__Given problem__
Locate the string "icon" in the listing below. Copy every line where it is found.

* start Provided information *

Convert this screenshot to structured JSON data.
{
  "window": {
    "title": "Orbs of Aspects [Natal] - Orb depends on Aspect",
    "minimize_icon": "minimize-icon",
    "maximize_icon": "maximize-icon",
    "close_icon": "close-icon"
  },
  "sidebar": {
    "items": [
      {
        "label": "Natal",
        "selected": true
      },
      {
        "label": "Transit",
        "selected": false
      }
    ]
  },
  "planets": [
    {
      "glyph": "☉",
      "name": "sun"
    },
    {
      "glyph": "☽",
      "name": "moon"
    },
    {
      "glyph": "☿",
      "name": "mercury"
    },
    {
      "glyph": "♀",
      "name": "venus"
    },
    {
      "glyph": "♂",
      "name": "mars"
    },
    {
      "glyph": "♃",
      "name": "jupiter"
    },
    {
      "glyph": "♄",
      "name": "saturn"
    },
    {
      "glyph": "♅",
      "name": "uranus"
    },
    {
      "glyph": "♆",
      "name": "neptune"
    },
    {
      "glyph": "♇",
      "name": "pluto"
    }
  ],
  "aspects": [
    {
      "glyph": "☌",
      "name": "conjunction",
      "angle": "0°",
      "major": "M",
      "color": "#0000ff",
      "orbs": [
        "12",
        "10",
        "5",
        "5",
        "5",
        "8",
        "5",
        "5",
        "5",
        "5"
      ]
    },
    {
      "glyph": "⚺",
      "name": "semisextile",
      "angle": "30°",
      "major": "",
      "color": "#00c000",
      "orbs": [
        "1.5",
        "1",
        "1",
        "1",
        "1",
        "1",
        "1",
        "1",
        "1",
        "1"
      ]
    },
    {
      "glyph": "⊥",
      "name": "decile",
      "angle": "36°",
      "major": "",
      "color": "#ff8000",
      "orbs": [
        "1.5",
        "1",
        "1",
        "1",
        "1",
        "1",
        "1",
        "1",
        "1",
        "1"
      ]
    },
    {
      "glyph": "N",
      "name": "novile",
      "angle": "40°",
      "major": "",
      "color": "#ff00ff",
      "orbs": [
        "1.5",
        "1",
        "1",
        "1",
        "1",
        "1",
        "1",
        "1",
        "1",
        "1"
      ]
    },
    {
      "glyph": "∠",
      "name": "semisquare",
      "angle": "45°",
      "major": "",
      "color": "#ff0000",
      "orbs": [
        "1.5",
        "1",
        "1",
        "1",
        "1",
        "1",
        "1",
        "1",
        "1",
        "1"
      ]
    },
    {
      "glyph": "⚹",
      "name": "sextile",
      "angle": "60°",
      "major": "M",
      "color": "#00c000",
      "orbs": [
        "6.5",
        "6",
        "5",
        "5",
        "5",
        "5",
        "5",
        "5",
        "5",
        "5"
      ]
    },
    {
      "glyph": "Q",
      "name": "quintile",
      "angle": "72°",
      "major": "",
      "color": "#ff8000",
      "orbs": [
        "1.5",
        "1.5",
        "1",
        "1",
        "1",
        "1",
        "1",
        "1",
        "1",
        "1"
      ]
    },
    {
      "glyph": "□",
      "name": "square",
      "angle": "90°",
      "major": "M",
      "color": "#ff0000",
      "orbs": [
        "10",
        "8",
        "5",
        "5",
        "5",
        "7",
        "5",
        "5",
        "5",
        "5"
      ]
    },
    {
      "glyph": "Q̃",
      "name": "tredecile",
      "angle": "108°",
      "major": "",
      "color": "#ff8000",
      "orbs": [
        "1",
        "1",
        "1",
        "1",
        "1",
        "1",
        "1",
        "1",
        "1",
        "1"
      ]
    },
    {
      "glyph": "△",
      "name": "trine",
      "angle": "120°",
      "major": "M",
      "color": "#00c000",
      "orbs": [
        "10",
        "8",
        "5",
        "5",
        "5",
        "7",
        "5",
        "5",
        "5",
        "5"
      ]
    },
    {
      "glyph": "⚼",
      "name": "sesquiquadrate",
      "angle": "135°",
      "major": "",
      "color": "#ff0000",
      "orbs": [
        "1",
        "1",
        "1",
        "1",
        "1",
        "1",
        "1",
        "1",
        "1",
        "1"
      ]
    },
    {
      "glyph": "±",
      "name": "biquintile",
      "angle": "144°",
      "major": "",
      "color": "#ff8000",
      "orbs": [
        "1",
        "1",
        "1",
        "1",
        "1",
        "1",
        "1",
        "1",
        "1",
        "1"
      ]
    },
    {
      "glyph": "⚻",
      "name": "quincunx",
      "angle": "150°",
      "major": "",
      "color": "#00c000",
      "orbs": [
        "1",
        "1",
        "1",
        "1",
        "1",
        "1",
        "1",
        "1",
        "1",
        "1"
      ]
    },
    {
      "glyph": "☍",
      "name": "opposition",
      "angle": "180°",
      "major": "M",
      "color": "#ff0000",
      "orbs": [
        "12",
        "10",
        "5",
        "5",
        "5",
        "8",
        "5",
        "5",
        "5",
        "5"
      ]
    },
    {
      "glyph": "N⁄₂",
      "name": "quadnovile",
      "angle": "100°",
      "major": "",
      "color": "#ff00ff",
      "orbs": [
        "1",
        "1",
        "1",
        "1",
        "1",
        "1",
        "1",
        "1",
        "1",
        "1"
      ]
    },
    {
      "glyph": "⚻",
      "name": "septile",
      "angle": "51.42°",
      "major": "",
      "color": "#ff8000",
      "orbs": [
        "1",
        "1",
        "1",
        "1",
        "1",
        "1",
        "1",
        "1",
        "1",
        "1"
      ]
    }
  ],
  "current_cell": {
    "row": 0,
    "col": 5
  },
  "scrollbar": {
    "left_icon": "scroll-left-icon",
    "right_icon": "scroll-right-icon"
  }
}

* end Provided information *

__Response__
    "minimize_icon": "minimize-icon",
    "maximize_icon": "maximize-icon",
    "close_icon": "close-icon"
    "left_icon": "scroll-left-icon",
    "right_icon": "scroll-right-icon"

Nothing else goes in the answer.